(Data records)
┌──
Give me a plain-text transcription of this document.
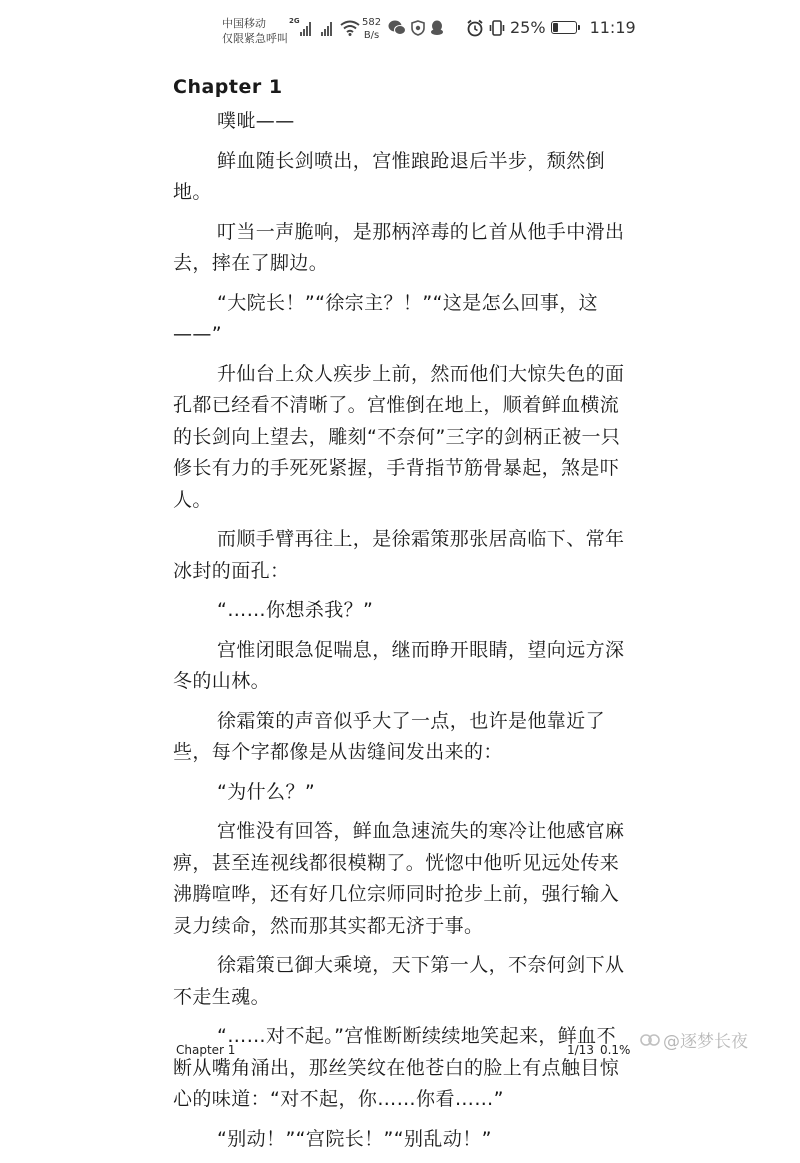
中国移动
仅限紧急呼叫
2G	582
B/s	25%	11:19
Chapter 1

噗呲——

鲜血随长剑喷出，宫惟踉跄退后半步，颓然倒地。

叮当一声脆响，是那柄淬毒的匕首从他手中滑出去，摔在了脚边。

“大院长！”“徐宗主？！”“这是怎么回事，这——”

升仙台上众人疾步上前，然而他们大惊失色的面孔都已经看不清晰了。宫惟倒在地上，顺着鲜血横流的长剑向上望去，雕刻“不奈何”三字的剑柄正被一只修长有力的手死死紧握，手背指节筋骨暴起，煞是吓人。

而顺手臂再往上，是徐霜策那张居高临下、常年冰封的面孔：

“……你想杀我？”

宫惟闭眼急促喘息，继而睁开眼睛，望向远方深冬的山林。

徐霜策的声音似乎大了一点，也许是他靠近了些，每个字都像是从齿缝间发出来的：

“为什么？”

宫惟没有回答，鲜血急速流失的寒冷让他感官麻痹，甚至连视线都很模糊了。恍惚中他听见远处传来沸腾喧哗，还有好几位宗师同时抢步上前，强行输入灵力续命，然而那其实都无济于事。

徐霜策已御大乘境，天下第一人，不奈何剑下从不走生魂。

“……对不起。”宫惟断断续续地笑起来，鲜血不断从嘴角涌出，那丝笑纹在他苍白的脸上有点触目惊心的味道：“对不起，你……你看……”

“别动！”“宫院长！”“别乱动！”

Chapter 1	1/13 0.1% @逐梦长夜
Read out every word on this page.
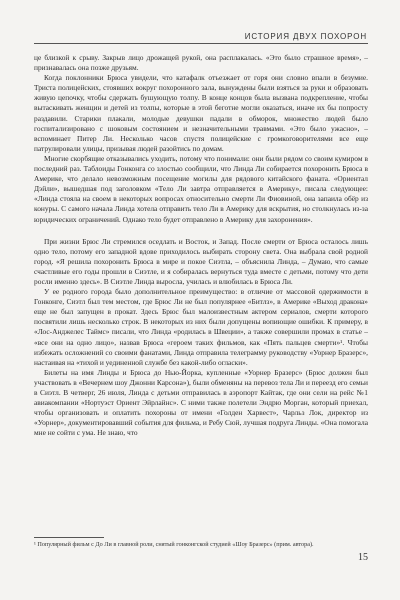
ИСТОРИЯ ДВУХ ПОХОРОН

це близкой к срыву. Закрыв лицо дрожащей рукой, она расплакалась. «Это было страшное время», – признавалась она позже друзьям.

Когда поклонники Брюса увидели, что катафалк отъезжает от горя они словно впали в безумие. Триста полицейских, стоявших вокруг похоронного зала, вынуждены были взяться за руки и образовать живую цепочку, чтобы сдержать бушующую толпу. В конце концов была вызвана подкрепление, чтобы вытаскивать женщин и детей из толпы, которые в этой беготне могли оказаться, иначе их бы попросту раздавили. Старики плакали, молодые девушки падали в обморок, множество людей было госпитализировано с шоковым состоянием и незначительными травмами. «Это было ужасно», – вспоминает Питер Ли. Несколько часов спустя полицейские с громкоговорителями все еще патрулировали улицы, призывая людей разойтись по домам.

Многие скорбящие отказывались уходить, потому что понимали: они были рядом со своим кумиром в последний раз. Таблоиды Гонконга со злостью сообщили, что Линда Ли собирается похоронить Брюса в Америке, что делало невозможным посещение могилы для рядового китайского фаната. «Ориентал Дэйли», вышедшая под заголовком «Тело Ли завтра отправляется в Америку», писала следующее: «Линда стояла на своем в некоторых вопросах относительно смерти Ли Фиовиной, она запаила обёр из конуры. С самого начала Линда хотела отправить тело Ли в Америку для вскрытия, но столкнулась из-за юридических ограничений. Однако тело будет отправлено в Америку для захоронения».

При жизни Брюс Ли стремился оседлать и Восток, и Запад. После смерти от Брюса осталось лишь одно тело, потому его западной вдове приходилось выбирать сторону света. Она выбрала свой родной город. «Я решила похоронить Брюса в мире и покое Сиэтла, – объяснила Линда, – Думаю, что самые счастливые его годы прошли в Сиэтле, и я собиралась вернуться туда вместе с детьми, потому что дети росли именно здесь». В Сиэтле Линда выросла, училась и влюбилась в Брюса Ли.

У ее родного города было дополнительное преимущество: в отличие от массовой одержимости в Гонконге, Сиэтл был тем местом, где Брюс Ли не был популярнее «Битлз», в Америке «Выход дракона» еще не был запущен в прокат. Здесь Брюс был малоизвестным актером сериалов, смерти которого посвятили лишь несколько строк. В некоторых из них были допущены вопиющие ошибки. К примеру, в «Лос-Анджелес Таймс» писали, что Линда «родилась в Швеции», а также совершили промах в статье – «все они на одно лицо», назвав Брюса «героем таких фильмов, как «Пять пальцев смерти»¹. Чтобы избежать осложнений со своими фанатами, Линда отправила телеграмму руководству «Уорнер Бразерс», настаивая на «тихой и уединенной службе без какой-либо огласки».

Билеты на имя Линды и Брюса до Нью-Йорка, купленные «Уорнер Бразерс» (Брюс должен был участвовать в «Вечернем шоу Джонни Карсона»), были обменяны на перевоз тела Ли и переезд его семьи в Сиэтл. В четверг, 26 июля, Линда с детьми отправилась в аэропорт Кайтак, где они сели на рейс №1 авиакомпании «Нортуэст Ориент Эйрлайнс». С ними также полетели Эндрю Морган, который приехал, чтобы организовать и оплатить похороны от имени «Голден Харвест», Чарльз Лок, директор из «Уорнер», документировавший события для фильма, и Ребу Сюй, лучшая подруга Линды. «Она помогала мне не сойти с ума. Не знаю, что

¹ Популярный фильм с До Ли в главной роли, снятый гонконгской студией «Шоу Бразерс» (прим. автора).
15
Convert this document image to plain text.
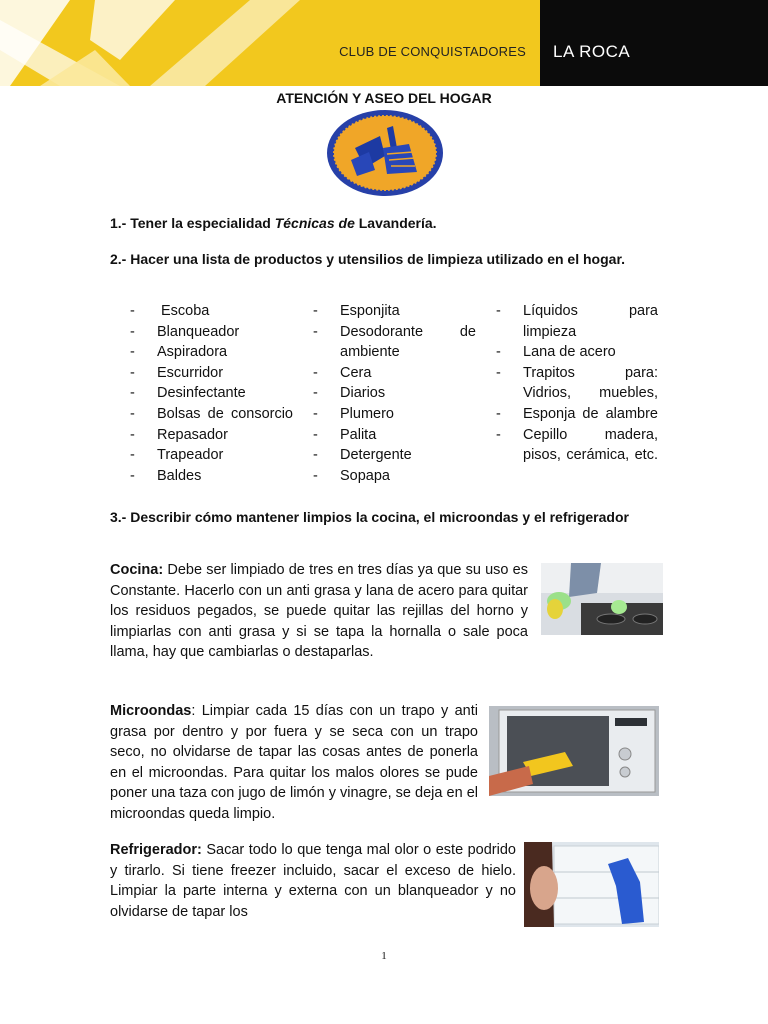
CLUB DE CONQUISTADORES LA ROCA
ATENCIÓN Y ASEO DEL HOGAR
1.- Tener la especialidad Técnicas de Lavandería.
2.- Hacer una lista de productos y utensilios de limpieza utilizado en el hogar.
- Escoba
- Blanqueador
- Aspiradora
- Escurridor
- Desinfectante
- Bolsas de consorcio
- Repasador
- Trapeador
- Baldes
- Esponjita
- Desodorante de ambiente
- Cera
- Diarios
- Plumero
- Palita
- Detergente
- Sopapa
- Líquidos para limpieza
- Lana de acero
- Trapitos para: Vidrios, muebles,
- Esponja de alambre
- Cepillo madera, pisos, cerámica, etc.
3.- Describir cómo mantener limpios la cocina, el microondas y el refrigerador
Cocina: Debe ser limpiado de tres en tres días ya que su uso es Constante. Hacerlo con un anti grasa y lana de acero para quitar los residuos pegados, se puede quitar las rejillas del horno y limpiarlas con anti grasa y si se tapa la hornalla o sale poca llama, hay que cambiarlas o destaparlas.
Microondas: Limpiar cada 15 días con un trapo y anti grasa por dentro y por fuera y se seca con un trapo seco, no olvidarse de tapar las cosas antes de ponerla en el microondas. Para quitar los malos olores se pude poner una taza con jugo de limón y vinagre, se deja en el microondas queda limpio.
Refrigerador: Sacar todo lo que tenga mal olor o este podrido y tirarlo. Si tiene freezer incluido, sacar el exceso de hielo. Limpiar la parte interna y externa con un blanqueador y no olvidarse de tapar los
1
└──
Look through the entries above; copy every line holding the string "одно".

**TASK RESULT:**
При жизни Брюс Ли стремился оседлать и Восток, и Запад. После смерти от Брюса осталось лишь одно тело, потому его западной вдове приходилось выбирать сторону света. Она выбрала свой родной город. «Я решила похоронить Брюса в мире и покое Сиэтла, – объяснила Линда, – Думаю, что самые счастливые его годы прошли в Сиэтле, и я собиралась вернуться туда вместе с детьми, потому что дети росли именно здесь». В Сиэтле Линда выросла, училась и влюбилась в Брюса Ли.
У ее родного города было дополнительное преимущество: в отличие от массовой одержимости в Гонконге, Сиэтл был тем местом, где Брюс Ли не был популярнее «Битлз», в Америке «Выход дракона» еще не был запущен в прокат. Здесь Брюс был малоизвестным актером сериалов, смерти которого посвятили лишь несколько строк. В некоторых из них были допущены вопиющие ошибки. К примеру, в «Лос-Анджелес Таймс» писали, что Линда «родилась в Швеции», а также совершили промах в статье – «все они на одно лицо», назвав Брюса «героем таких фильмов, как «Пять пальцев смерти»¹. Чтобы избежать осложнений со своими фанатами, Линда отправила телеграмму руководству «Уорнер Бразерс», настаивая на «тихой и уединенной службе без какой-либо огласки».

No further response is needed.